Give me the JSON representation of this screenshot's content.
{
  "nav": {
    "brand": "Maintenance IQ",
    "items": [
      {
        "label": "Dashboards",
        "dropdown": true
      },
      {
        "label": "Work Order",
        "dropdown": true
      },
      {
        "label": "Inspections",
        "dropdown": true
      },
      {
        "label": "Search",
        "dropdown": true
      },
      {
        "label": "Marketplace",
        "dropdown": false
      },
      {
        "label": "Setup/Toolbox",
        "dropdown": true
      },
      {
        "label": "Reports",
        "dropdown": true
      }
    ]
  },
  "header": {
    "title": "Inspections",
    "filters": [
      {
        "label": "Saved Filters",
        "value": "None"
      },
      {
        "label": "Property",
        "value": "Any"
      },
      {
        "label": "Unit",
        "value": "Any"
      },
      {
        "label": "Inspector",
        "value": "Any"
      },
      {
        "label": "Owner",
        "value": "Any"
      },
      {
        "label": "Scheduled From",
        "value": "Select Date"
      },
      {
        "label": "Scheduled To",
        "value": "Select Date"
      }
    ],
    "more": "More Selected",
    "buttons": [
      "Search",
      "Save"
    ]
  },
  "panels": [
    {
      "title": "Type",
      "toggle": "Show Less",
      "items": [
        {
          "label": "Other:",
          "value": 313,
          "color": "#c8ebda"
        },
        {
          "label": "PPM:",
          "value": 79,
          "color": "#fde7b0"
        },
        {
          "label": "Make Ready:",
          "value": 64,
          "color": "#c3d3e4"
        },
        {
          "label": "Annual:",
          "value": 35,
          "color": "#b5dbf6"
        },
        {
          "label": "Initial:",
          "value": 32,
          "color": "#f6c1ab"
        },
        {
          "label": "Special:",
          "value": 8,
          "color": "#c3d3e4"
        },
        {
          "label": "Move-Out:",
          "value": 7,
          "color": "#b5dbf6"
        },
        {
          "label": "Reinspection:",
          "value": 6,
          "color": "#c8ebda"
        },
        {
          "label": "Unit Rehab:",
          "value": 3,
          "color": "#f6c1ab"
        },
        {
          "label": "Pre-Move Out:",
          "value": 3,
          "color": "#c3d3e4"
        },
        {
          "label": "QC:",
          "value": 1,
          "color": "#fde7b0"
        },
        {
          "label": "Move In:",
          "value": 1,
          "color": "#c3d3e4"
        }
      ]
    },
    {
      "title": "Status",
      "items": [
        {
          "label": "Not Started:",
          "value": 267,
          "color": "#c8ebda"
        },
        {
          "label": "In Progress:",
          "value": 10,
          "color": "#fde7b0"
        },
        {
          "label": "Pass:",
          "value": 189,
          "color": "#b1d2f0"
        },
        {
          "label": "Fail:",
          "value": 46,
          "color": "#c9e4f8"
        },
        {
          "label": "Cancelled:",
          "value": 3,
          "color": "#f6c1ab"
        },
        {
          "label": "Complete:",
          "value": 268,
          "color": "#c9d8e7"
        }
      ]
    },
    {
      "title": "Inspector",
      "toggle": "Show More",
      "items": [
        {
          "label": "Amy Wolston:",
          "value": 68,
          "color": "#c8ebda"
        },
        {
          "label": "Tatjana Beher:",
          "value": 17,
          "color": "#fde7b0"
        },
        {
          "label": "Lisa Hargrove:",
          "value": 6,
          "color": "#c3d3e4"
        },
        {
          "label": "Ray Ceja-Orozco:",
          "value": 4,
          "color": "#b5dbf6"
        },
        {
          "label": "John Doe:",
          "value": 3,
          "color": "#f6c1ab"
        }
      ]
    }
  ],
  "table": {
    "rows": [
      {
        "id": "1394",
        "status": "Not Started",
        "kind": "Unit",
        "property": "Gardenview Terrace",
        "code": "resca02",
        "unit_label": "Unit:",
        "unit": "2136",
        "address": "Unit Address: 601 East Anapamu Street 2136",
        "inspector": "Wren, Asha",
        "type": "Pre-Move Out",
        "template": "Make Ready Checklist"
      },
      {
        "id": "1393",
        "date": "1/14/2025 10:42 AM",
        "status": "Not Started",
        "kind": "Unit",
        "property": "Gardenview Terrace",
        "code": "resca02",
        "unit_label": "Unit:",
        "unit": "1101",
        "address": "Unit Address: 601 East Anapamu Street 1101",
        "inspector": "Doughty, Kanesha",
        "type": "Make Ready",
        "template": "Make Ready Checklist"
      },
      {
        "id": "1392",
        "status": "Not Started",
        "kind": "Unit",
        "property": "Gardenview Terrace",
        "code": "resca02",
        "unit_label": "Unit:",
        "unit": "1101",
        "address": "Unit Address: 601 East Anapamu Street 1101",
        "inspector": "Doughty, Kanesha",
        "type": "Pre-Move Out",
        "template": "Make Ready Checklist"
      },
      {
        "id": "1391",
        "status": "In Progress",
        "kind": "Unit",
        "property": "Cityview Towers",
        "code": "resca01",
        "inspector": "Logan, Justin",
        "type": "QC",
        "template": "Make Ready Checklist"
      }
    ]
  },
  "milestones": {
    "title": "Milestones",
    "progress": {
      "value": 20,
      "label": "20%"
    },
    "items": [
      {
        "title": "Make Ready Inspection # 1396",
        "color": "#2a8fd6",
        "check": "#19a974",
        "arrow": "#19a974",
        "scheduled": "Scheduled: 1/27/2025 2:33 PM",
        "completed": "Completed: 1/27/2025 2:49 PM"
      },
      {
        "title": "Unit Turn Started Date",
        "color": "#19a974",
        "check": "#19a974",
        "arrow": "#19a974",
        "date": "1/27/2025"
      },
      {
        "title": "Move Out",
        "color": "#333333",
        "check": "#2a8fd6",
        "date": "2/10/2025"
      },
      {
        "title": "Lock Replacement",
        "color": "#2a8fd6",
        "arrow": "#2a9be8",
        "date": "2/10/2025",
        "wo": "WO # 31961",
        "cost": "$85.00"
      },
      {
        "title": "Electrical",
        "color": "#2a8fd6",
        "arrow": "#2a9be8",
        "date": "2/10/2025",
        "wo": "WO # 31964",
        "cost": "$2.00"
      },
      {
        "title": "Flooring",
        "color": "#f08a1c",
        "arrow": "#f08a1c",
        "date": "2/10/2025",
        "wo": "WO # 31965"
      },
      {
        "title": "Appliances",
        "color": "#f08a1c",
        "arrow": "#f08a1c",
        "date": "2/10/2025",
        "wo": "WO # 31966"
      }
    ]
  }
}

• _Instructions to follow_
Repeat the records above in full, character for character.

• _Solved exercise_
Give me the JSON representation of this screenshot's content.
{
  "nav": {
    "brand": "Maintenance IQ",
    "items": [
      {
        "label": "Dashboards",
        "dropdown": true
      },
      {
        "label": "Work Order",
        "dropdown": true
      },
      {
        "label": "Inspections",
        "dropdown": true
      },
      {
        "label": "Search",
        "dropdown": true
      },
      {
        "label": "Marketplace",
        "dropdown": false
      },
      {
        "label": "Setup/Toolbox",
        "dropdown": true
      },
      {
        "label": "Reports",
        "dropdown": true
      }
    ]
  },
  "header": {
    "title": "Inspections",
    "filters": [
      {
        "label": "Saved Filters",
        "value": "None"
      },
      {
        "label": "Property",
        "value": "Any"
      },
      {
        "label": "Unit",
        "value": "Any"
      },
      {
        "label": "Inspector",
        "value": "Any"
      },
      {
        "label": "Owner",
        "value": "Any"
      },
      {
        "label": "Scheduled From",
        "value": "Select Date"
      },
      {
        "label": "Scheduled To",
        "value": "Select Date"
      }
    ],
    "more": "More Selected",
    "buttons": [
      "Search",
      "Save"
    ]
  },
  "panels": [
    {
      "title": "Type",
      "toggle": "Show Less",
      "items": [
        {
          "label": "Other:",
          "value": 313,
          "color": "#c8ebda"
        },
        {
          "label": "PPM:",
          "value": 79,
          "color": "#fde7b0"
        },
        {
          "label": "Make Ready:",
          "value": 64,
          "color": "#c3d3e4"
        },
        {
          "label": "Annual:",
          "value": 35,
          "color": "#b5dbf6"
        },
        {
          "label": "Initial:",
          "value": 32,
          "color": "#f6c1ab"
        },
        {
          "label": "Special:",
          "value": 8,
          "color": "#c3d3e4"
        },
        {
          "label": "Move-Out:",
          "value": 7,
          "color": "#b5dbf6"
        },
        {
          "label": "Reinspection:",
          "value": 6,
          "color": "#c8ebda"
        },
        {
          "label": "Unit Rehab:",
          "value": 3,
          "color": "#f6c1ab"
        },
        {
          "label": "Pre-Move Out:",
          "value": 3,
          "color": "#c3d3e4"
        },
        {
          "label": "QC:",
          "value": 1,
          "color": "#fde7b0"
        },
        {
          "label": "Move In:",
          "value": 1,
          "color": "#c3d3e4"
        }
      ]
    },
    {
      "title": "Status",
      "items": [
        {
          "label": "Not Started:",
          "value": 267,
          "color": "#c8ebda"
        },
        {
          "label": "In Progress:",
          "value": 10,
          "color": "#fde7b0"
        },
        {
          "label": "Pass:",
          "value": 189,
          "color": "#b1d2f0"
        },
        {
          "label": "Fail:",
          "value": 46,
          "color": "#c9e4f8"
        },
        {
          "label": "Cancelled:",
          "value": 3,
          "color": "#f6c1ab"
        },
        {
          "label": "Complete:",
          "value": 268,
          "color": "#c9d8e7"
        }
      ]
    },
    {
      "title": "Inspector",
      "toggle": "Show More",
      "items": [
        {
          "label": "Amy Wolston:",
          "value": 68,
          "color": "#c8ebda"
        },
        {
          "label": "Tatjana Beher:",
          "value": 17,
          "color": "#fde7b0"
        },
        {
          "label": "Lisa Hargrove:",
          "value": 6,
          "color": "#c3d3e4"
        },
        {
          "label": "Ray Ceja-Orozco:",
          "value": 4,
          "color": "#b5dbf6"
        },
        {
          "label": "John Doe:",
          "value": 3,
          "color": "#f6c1ab"
        }
      ]
    }
  ],
  "table": {
    "rows": [
      {
        "id": "1394",
        "status": "Not Started",
        "kind": "Unit",
        "property": "Gardenview Terrace",
        "code": "resca02",
        "unit_label": "Unit:",
        "unit": "2136",
        "address": "Unit Address: 601 East Anapamu Street 2136",
        "inspector": "Wren, Asha",
        "type": "Pre-Move Out",
        "template": "Make Ready Checklist"
      },
      {
        "id": "1393",
        "date": "1/14/2025 10:42 AM",
        "status": "Not Started",
        "kind": "Unit",
        "property": "Gardenview Terrace",
        "code": "resca02",
        "unit_label": "Unit:",
        "unit": "1101",
        "address": "Unit Address: 601 East Anapamu Street 1101",
        "inspector": "Doughty, Kanesha",
        "type": "Make Ready",
        "template": "Make Ready Checklist"
      },
      {
        "id": "1392",
        "status": "Not Started",
        "kind": "Unit",
        "property": "Gardenview Terrace",
        "code": "resca02",
        "unit_label": "Unit:",
        "unit": "1101",
        "address": "Unit Address: 601 East Anapamu Street 1101",
        "inspector": "Doughty, Kanesha",
        "type": "Pre-Move Out",
        "template": "Make Ready Checklist"
      },
      {
        "id": "1391",
        "status": "In Progress",
        "kind": "Unit",
        "property": "Cityview Towers",
        "code": "resca01",
        "inspector": "Logan, Justin",
        "type": "QC",
        "template": "Make Ready Checklist"
      }
    ]
  },
  "milestones": {
    "title": "Milestones",
    "progress": {
      "value": 20,
      "label": "20%"
    },
    "items": [
      {
        "title": "Make Ready Inspection # 1396",
        "color": "#2a8fd6",
        "check": "#19a974",
        "arrow": "#19a974",
        "scheduled": "Scheduled: 1/27/2025 2:33 PM",
        "completed": "Completed: 1/27/2025 2:49 PM"
      },
      {
        "title": "Unit Turn Started Date",
        "color": "#19a974",
        "check": "#19a974",
        "arrow": "#19a974",
        "date": "1/27/2025"
      },
      {
        "title": "Move Out",
        "color": "#333333",
        "check": "#2a8fd6",
        "date": "2/10/2025"
      },
      {
        "title": "Lock Replacement",
        "color": "#2a8fd6",
        "arrow": "#2a9be8",
        "date": "2/10/2025",
        "wo": "WO # 31961",
        "cost": "$85.00"
      },
      {
        "title": "Electrical",
        "color": "#2a8fd6",
        "arrow": "#2a9be8",
        "date": "2/10/2025",
        "wo": "WO # 31964",
        "cost": "$2.00"
      },
      {
        "title": "Flooring",
        "color": "#f08a1c",
        "arrow": "#f08a1c",
        "date": "2/10/2025",
        "wo": "WO # 31965"
      },
      {
        "title": "Appliances",
        "color": "#f08a1c",
        "arrow": "#f08a1c",
        "date": "2/10/2025",
        "wo": "WO # 31966"
      }
    ]
  }
}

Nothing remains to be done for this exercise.